▶ SHORT PROBLEM
Can you pull out each line of the data below that includes the word "ROAD"?

= = = =

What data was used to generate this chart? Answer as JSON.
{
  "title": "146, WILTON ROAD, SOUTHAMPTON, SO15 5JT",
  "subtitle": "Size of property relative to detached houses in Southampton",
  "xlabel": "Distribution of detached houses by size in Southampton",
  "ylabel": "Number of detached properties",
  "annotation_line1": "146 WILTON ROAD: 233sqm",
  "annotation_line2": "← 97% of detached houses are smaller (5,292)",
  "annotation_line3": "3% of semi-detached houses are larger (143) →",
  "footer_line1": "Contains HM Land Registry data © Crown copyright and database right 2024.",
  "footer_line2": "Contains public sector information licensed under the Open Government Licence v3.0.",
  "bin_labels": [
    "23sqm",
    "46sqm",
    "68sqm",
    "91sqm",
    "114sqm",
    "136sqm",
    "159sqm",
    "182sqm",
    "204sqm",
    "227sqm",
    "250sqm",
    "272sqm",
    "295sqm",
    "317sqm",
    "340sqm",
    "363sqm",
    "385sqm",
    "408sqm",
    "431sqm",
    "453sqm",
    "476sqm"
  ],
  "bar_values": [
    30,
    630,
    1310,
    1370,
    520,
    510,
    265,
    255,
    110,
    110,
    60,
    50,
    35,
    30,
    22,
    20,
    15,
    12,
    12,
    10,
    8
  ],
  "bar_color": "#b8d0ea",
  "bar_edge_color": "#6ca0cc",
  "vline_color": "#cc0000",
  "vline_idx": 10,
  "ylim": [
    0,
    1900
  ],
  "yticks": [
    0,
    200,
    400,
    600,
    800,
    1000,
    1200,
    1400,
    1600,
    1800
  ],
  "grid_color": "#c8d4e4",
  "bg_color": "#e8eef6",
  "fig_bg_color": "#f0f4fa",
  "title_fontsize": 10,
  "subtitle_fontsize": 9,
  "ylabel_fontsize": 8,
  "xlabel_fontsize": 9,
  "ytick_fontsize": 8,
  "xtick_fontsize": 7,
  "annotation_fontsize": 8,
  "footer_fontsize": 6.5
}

= = = =

▶ THE SOLUTION
  "title": "146, WILTON ROAD, SOUTHAMPTON, SO15 5JT",
  "annotation_line1": "146 WILTON ROAD: 233sqm",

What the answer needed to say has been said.